— Start PROVIDED RECORDS —
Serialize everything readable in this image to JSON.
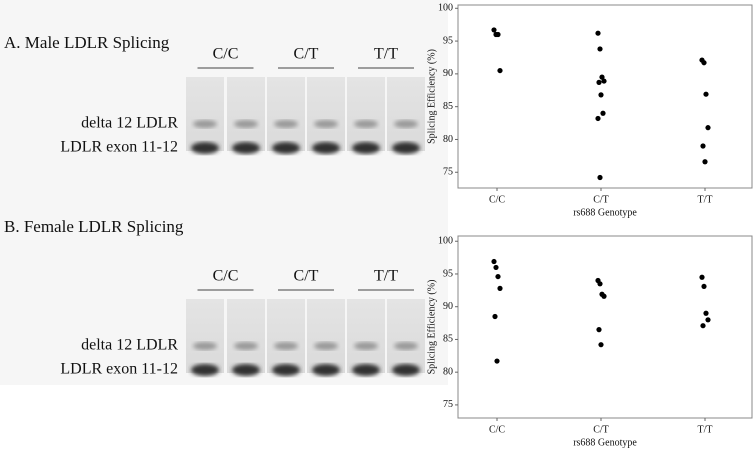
{
  "panels": [
    {
      "title": "A. Male LDLR Splicing",
      "genotypes": [
        "C/C",
        "C/T",
        "T/T"
      ],
      "bands": [
        "delta 12 LDLR",
        "LDLR exon 11-12"
      ]
    },
    {
      "title": "B. Female LDLR Splicing",
      "genotypes": [
        "C/C",
        "C/T",
        "T/T"
      ],
      "bands": [
        "delta 12 LDLR",
        "LDLR exon 11-12"
      ]
    }
  ],
  "chart_data": [
    {
      "type": "scatter",
      "ylabel": "Splicing Efficiency (%)",
      "xlabel": "rs688 Genotype",
      "categories": [
        "C/C",
        "C/T",
        "T/T"
      ],
      "values": [
        [
          96.7,
          96.0,
          96.0,
          90.5
        ],
        [
          96.2,
          93.8,
          89.5,
          88.9,
          88.7,
          86.8,
          84.0,
          83.2,
          74.2
        ],
        [
          92.1,
          91.7,
          86.9,
          81.8,
          79.0,
          76.6
        ]
      ],
      "color": "#000000",
      "ylim": [
        72.6,
        100.5
      ],
      "yticks": [
        75,
        80,
        85,
        90,
        95,
        100
      ]
    },
    {
      "type": "scatter",
      "ylabel": "Splicing Efficiency (%)",
      "xlabel": "rs688 Genotype",
      "categories": [
        "C/C",
        "C/T",
        "T/T"
      ],
      "values": [
        [
          96.9,
          96.0,
          94.6,
          92.8,
          88.5,
          81.7
        ],
        [
          94.0,
          93.5,
          91.9,
          91.6,
          86.5,
          84.2
        ],
        [
          94.5,
          93.1,
          89.0,
          88.0,
          87.1
        ]
      ],
      "color": "#000000",
      "ylim": [
        73.0,
        100.8
      ],
      "yticks": [
        75,
        80,
        85,
        90,
        95,
        100
      ]
    }
  ]
}
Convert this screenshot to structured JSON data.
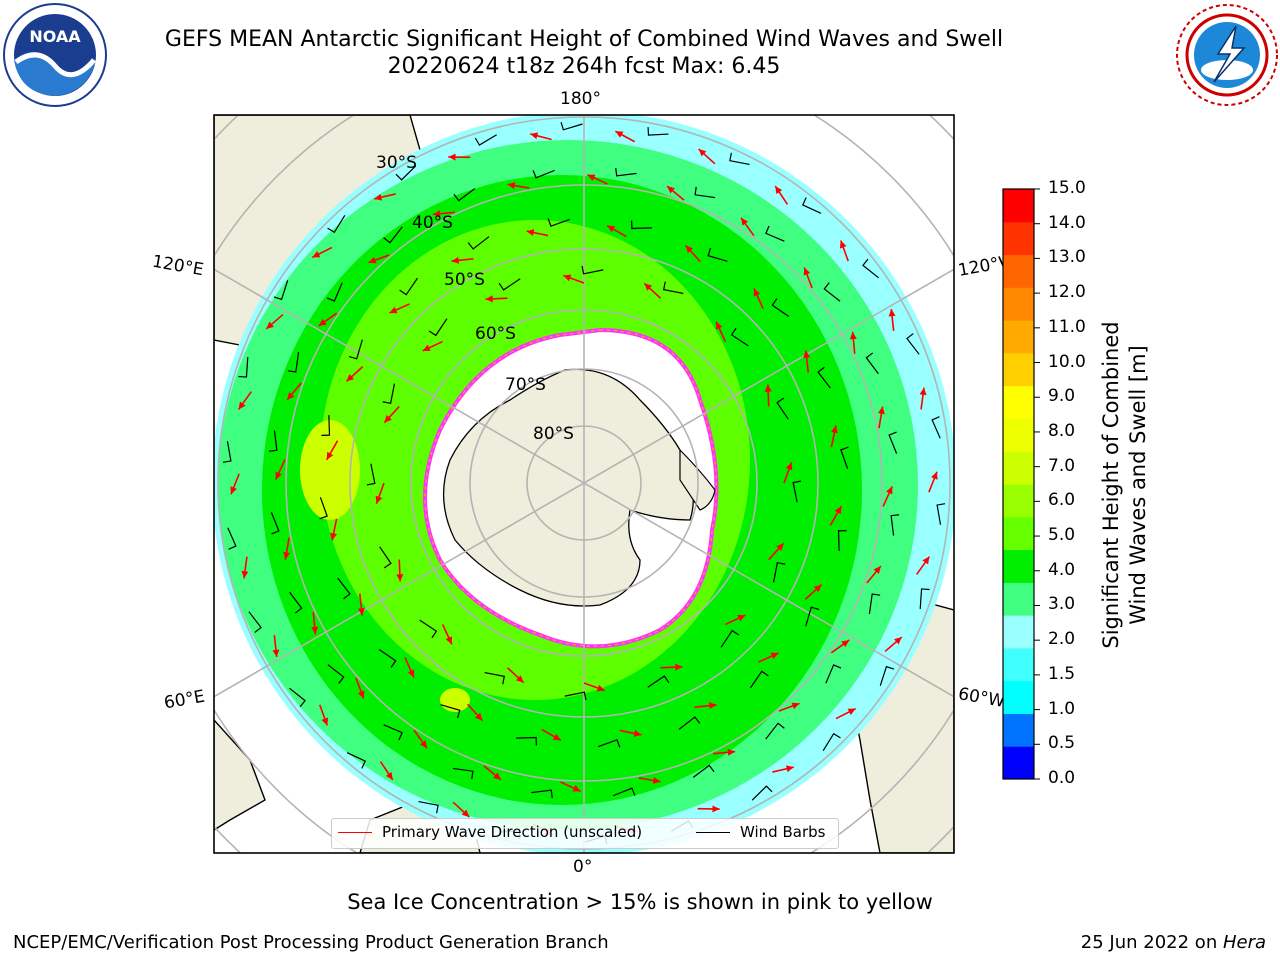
{
  "header": {
    "title_line1": "GEFS MEAN Antarctic Significant Height of Combined Wind Waves and Swell",
    "title_line2": "20220624 t18z 264h fcst   Max: 6.45"
  },
  "logos": {
    "left": {
      "icon": "noaa-logo-icon",
      "text": "NOAA"
    },
    "right": {
      "icon": "nws-logo-icon"
    }
  },
  "map": {
    "projection": "south-polar-stereographic",
    "longitude_labels": [
      "180°",
      "120°E",
      "120°W",
      "60°E",
      "60°W",
      "0°"
    ],
    "latitude_labels": [
      "30°S",
      "40°S",
      "50°S",
      "60°S",
      "70°S",
      "80°S"
    ],
    "colors": {
      "land": "#efeedc",
      "ocean_bg": "#ffffff",
      "grid": "#b4b4b4",
      "arrow": "#ff0000",
      "barb": "#000000",
      "ice_edge": "#ff33ff"
    }
  },
  "colorbar": {
    "label": "Significant Height of Combined Wind Waves and Swell [m]",
    "tick_labels": [
      "15.0",
      "14.0",
      "13.0",
      "12.0",
      "11.0",
      "10.0",
      "9.0",
      "8.0",
      "7.0",
      "6.0",
      "5.0",
      "4.0",
      "3.0",
      "2.0",
      "1.5",
      "1.0",
      "0.5",
      "0.0"
    ],
    "bin_colors": [
      "#0000ff",
      "#0073ff",
      "#00ffff",
      "#40ffff",
      "#99ffff",
      "#40ff80",
      "#00ee00",
      "#66ff00",
      "#99ff00",
      "#ccff00",
      "#eeff00",
      "#ffff00",
      "#ffd000",
      "#ffaa00",
      "#ff8800",
      "#ff6600",
      "#ff3300",
      "#ff0000"
    ]
  },
  "legend": {
    "primary_wave": "Primary Wave Direction (unscaled)",
    "wind_barbs": "Wind Barbs"
  },
  "notes": {
    "sea_ice": "Sea Ice Concentration > 15% is shown in pink to yellow"
  },
  "footer": {
    "left": "NCEP/EMC/Verification Post Processing Product Generation Branch",
    "right_prefix": "25 Jun 2022 on ",
    "right_host": "Hera"
  }
}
— End PROVIDED RECORDS —
Pictures excluded, quote all the data above exactly.

Serialize everything readable in this image to JSON.
{
  "panels": [
    {
      "title": "A. Male LDLR Splicing",
      "genotypes": [
        "C/C",
        "C/T",
        "T/T"
      ],
      "bands": [
        "delta 12 LDLR",
        "LDLR exon 11-12"
      ]
    },
    {
      "title": "B. Female LDLR Splicing",
      "genotypes": [
        "C/C",
        "C/T",
        "T/T"
      ],
      "bands": [
        "delta 12 LDLR",
        "LDLR exon 11-12"
      ]
    }
  ],
  "chart_data": [
    {
      "type": "scatter",
      "ylabel": "Splicing Efficiency (%)",
      "xlabel": "rs688 Genotype",
      "categories": [
        "C/C",
        "C/T",
        "T/T"
      ],
      "values": [
        [
          96.7,
          96.0,
          96.0,
          90.5
        ],
        [
          96.2,
          93.8,
          89.5,
          88.9,
          88.7,
          86.8,
          84.0,
          83.2,
          74.2
        ],
        [
          92.1,
          91.7,
          86.9,
          81.8,
          79.0,
          76.6
        ]
      ],
      "color": "#000000",
      "ylim": [
        72.6,
        100.5
      ],
      "yticks": [
        75,
        80,
        85,
        90,
        95,
        100
      ]
    },
    {
      "type": "scatter",
      "ylabel": "Splicing Efficiency (%)",
      "xlabel": "rs688 Genotype",
      "categories": [
        "C/C",
        "C/T",
        "T/T"
      ],
      "values": [
        [
          96.9,
          96.0,
          94.6,
          92.8,
          88.5,
          81.7
        ],
        [
          94.0,
          93.5,
          91.9,
          91.6,
          86.5,
          84.2
        ],
        [
          94.5,
          93.1,
          89.0,
          88.0,
          87.1
        ]
      ],
      "color": "#000000",
      "ylim": [
        73.0,
        100.8
      ],
      "yticks": [
        75,
        80,
        85,
        90,
        95,
        100
      ]
    }
  ]
}
Convert this screenshot to structured JSON data.
{
  "header": {
    "title_line1": "GEFS MEAN Antarctic Significant Height of Combined Wind Waves and Swell",
    "title_line2": "20220624 t18z 264h fcst   Max: 6.45"
  },
  "logos": {
    "left": {
      "icon": "noaa-logo-icon",
      "text": "NOAA"
    },
    "right": {
      "icon": "nws-logo-icon"
    }
  },
  "map": {
    "projection": "south-polar-stereographic",
    "longitude_labels": [
      "180°",
      "120°E",
      "120°W",
      "60°E",
      "60°W",
      "0°"
    ],
    "latitude_labels": [
      "30°S",
      "40°S",
      "50°S",
      "60°S",
      "70°S",
      "80°S"
    ],
    "colors": {
      "land": "#efeedc",
      "ocean_bg": "#ffffff",
      "grid": "#b4b4b4",
      "arrow": "#ff0000",
      "barb": "#000000",
      "ice_edge": "#ff33ff"
    }
  },
  "colorbar": {
    "label": "Significant Height of Combined Wind Waves and Swell [m]",
    "tick_labels": [
      "15.0",
      "14.0",
      "13.0",
      "12.0",
      "11.0",
      "10.0",
      "9.0",
      "8.0",
      "7.0",
      "6.0",
      "5.0",
      "4.0",
      "3.0",
      "2.0",
      "1.5",
      "1.0",
      "0.5",
      "0.0"
    ],
    "bin_colors": [
      "#0000ff",
      "#0073ff",
      "#00ffff",
      "#40ffff",
      "#99ffff",
      "#40ff80",
      "#00ee00",
      "#66ff00",
      "#99ff00",
      "#ccff00",
      "#eeff00",
      "#ffff00",
      "#ffd000",
      "#ffaa00",
      "#ff8800",
      "#ff6600",
      "#ff3300",
      "#ff0000"
    ]
  },
  "legend": {
    "primary_wave": "Primary Wave Direction (unscaled)",
    "wind_barbs": "Wind Barbs"
  },
  "notes": {
    "sea_ice": "Sea Ice Concentration > 15% is shown in pink to yellow"
  },
  "footer": {
    "left": "NCEP/EMC/Verification Post Processing Product Generation Branch",
    "right_prefix": "25 Jun 2022 on ",
    "right_host": "Hera"
  }
}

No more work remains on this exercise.